## DOCUMENT EXCERPT
2003-07-08 Thread mnicolet
- Original Message -
From: Matthieu Herrb [EMAIL PROTECTED]
To: [EMAIL PROTECTED]
Sent: Tuesday, July 08, 2003 3:52 AM
Subject: Re: stack size


 mnicolet wrote (in a message from Tuesday 8)
   May be this question is not strictly suited to this list, but I see
lots of
   people contributing from lots of different platforms.
   The question regards to stack space management under different
platforms, or
   execution models.

 On Unix-like systems (and I guess in modern MS Window too) the virtual
 memory system allows to allocate a large stack for each process. Real
 memory is used only as stack grows and as virtual addresses need to
 have real memory pages vired to them.

 There still is a physical fixed stack size limit, but it's generally
 set quite high.

 I don't know any system without shared memory that would behave this
 way. In VxWorks you specify the stack size at task creation and it's
 allocating memory from the global pool.

I forget to mention: QNX does use virtual memory, ( reliyng on the processor
for actual memory management ) but no disk paging.
So it behaves like VxWorks, i.e, early and _true_ stack allocation.

 Matthieu

Thank you.

## SET TASK 1
Retype the listing from its first line through the line that contains "product-image [908,1006,1078,1108]", including both of those lines, without changing any character.

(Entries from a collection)
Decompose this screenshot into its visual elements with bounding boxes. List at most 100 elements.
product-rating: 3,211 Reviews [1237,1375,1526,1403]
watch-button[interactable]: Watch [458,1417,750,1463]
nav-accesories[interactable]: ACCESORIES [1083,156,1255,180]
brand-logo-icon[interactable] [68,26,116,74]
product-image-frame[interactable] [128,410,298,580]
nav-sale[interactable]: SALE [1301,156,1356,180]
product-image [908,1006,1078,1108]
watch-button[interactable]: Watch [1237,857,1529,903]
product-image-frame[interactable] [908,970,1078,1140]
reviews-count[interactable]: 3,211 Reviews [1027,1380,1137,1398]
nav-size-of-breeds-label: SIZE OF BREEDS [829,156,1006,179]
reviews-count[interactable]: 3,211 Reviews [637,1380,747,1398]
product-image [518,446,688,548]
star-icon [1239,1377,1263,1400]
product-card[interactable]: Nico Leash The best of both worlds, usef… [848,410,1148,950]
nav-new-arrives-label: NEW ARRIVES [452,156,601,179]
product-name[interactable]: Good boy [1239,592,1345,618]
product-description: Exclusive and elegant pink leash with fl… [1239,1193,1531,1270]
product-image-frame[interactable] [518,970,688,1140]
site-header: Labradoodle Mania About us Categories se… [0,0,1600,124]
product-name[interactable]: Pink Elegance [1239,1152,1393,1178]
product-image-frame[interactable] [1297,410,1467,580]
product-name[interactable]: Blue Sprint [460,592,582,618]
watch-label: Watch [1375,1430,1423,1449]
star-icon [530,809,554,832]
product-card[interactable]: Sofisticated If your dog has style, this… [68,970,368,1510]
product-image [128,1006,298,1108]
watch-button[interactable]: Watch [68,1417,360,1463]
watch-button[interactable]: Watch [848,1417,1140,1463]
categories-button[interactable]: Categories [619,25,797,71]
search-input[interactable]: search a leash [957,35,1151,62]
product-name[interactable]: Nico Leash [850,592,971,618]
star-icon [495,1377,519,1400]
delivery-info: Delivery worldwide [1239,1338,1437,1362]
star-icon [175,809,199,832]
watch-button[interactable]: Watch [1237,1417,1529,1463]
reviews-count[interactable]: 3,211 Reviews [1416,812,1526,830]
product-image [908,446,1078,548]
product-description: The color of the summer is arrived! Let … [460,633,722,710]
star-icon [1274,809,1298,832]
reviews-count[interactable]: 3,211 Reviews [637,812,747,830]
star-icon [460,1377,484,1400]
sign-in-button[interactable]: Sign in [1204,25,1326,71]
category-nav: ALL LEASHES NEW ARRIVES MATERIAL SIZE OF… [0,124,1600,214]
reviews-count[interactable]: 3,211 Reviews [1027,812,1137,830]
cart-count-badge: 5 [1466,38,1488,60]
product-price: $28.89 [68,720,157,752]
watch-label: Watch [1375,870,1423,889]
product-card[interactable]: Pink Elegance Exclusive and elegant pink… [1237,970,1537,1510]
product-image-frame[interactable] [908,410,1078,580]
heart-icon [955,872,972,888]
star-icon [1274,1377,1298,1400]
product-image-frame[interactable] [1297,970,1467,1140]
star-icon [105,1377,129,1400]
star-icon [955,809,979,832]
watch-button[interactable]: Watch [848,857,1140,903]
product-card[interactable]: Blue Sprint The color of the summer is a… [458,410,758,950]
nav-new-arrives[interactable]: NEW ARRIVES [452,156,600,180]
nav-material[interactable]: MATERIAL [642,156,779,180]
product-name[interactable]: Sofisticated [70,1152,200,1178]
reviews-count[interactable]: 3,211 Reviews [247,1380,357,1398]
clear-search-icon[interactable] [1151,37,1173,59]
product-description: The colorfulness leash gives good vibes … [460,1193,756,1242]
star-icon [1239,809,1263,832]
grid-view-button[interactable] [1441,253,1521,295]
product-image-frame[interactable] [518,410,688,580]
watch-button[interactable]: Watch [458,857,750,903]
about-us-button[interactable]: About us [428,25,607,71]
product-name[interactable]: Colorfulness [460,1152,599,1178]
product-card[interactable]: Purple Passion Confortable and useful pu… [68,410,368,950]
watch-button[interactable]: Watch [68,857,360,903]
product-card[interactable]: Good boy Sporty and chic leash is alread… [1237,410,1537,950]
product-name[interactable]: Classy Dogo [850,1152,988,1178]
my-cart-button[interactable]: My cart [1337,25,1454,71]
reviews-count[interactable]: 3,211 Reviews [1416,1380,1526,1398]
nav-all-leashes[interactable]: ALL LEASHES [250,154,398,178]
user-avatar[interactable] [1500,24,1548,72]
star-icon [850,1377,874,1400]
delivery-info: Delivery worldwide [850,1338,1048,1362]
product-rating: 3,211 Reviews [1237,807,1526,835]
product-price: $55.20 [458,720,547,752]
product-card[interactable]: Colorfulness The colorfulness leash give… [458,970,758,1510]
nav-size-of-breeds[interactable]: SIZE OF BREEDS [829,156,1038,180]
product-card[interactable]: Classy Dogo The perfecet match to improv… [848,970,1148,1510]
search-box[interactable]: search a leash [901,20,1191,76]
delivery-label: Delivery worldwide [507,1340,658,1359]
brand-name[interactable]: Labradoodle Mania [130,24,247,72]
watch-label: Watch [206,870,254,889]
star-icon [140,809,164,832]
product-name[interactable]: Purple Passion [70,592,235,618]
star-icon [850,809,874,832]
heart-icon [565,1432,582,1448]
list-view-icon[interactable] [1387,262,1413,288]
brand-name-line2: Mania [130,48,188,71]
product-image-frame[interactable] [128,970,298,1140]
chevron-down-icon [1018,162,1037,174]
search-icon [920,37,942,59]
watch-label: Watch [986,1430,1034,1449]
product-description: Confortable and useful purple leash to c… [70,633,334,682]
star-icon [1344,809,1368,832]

## SET TASK 2
In the stack size message, why does QNX behave like VxWorks in how it allocates stack space? Please answer in one to three sentences.

## OUTPUT 1
Decompose this screenshot into its visual elements with bounding boxes. List at most 100 elements.
product-rating: 3,211 Reviews [1237,1375,1526,1403]
watch-button[interactable]: Watch [458,1417,750,1463]
nav-accesories[interactable]: ACCESORIES [1083,156,1255,180]
brand-logo-icon[interactable] [68,26,116,74]
product-image-frame[interactable] [128,410,298,580]
nav-sale[interactable]: SALE [1301,156,1356,180]
product-image [908,1006,1078,1108]

## OUTPUT 2
QNX uses virtual memory, relying on the processor for memory management, but it does no disk paging. Because of that, it behaves like VxWorks, with early and true stack allocation.